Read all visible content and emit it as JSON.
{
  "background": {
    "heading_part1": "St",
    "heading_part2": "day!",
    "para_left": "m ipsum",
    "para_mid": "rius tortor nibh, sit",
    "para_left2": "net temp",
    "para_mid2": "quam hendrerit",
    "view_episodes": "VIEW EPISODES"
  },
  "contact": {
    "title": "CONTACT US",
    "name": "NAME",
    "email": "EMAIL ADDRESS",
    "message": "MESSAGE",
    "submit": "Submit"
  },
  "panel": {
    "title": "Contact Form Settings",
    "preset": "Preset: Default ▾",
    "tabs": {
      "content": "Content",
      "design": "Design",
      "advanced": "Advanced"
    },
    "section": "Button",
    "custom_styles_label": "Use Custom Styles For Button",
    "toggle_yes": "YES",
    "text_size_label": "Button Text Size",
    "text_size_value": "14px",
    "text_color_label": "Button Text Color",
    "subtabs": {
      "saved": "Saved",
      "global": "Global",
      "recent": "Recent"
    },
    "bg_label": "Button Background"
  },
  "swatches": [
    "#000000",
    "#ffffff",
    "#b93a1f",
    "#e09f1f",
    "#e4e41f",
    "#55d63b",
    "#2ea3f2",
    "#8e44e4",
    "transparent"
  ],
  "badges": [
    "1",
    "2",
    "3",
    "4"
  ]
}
────────────────────
(Given problem) Emit the records above again, exactly, with no line skipped.

(Answer to the task)
Read all visible content and emit it as JSON.
{
  "background": {
    "heading_part1": "St",
    "heading_part2": "day!",
    "para_left": "m ipsum",
    "para_mid": "rius tortor nibh, sit",
    "para_left2": "net temp",
    "para_mid2": "quam hendrerit",
    "view_episodes": "VIEW EPISODES"
  },
  "contact": {
    "title": "CONTACT US",
    "name": "NAME",
    "email": "EMAIL ADDRESS",
    "message": "MESSAGE",
    "submit": "Submit"
  },
  "panel": {
    "title": "Contact Form Settings",
    "preset": "Preset: Default ▾",
    "tabs": {
      "content": "Content",
      "design": "Design",
      "advanced": "Advanced"
    },
    "section": "Button",
    "custom_styles_label": "Use Custom Styles For Button",
    "toggle_yes": "YES",
    "text_size_label": "Button Text Size",
    "text_size_value": "14px",
    "text_color_label": "Button Text Color",
    "subtabs": {
      "saved": "Saved",
      "global": "Global",
      "recent": "Recent"
    },
    "bg_label": "Button Background"
  },
  "swatches": [
    "#000000",
    "#ffffff",
    "#b93a1f",
    "#e09f1f",
    "#e4e41f",
    "#55d63b",
    "#2ea3f2",
    "#8e44e4",
    "transparent"
  ],
  "badges": [
    "1",
    "2",
    "3",
    "4"
  ]
}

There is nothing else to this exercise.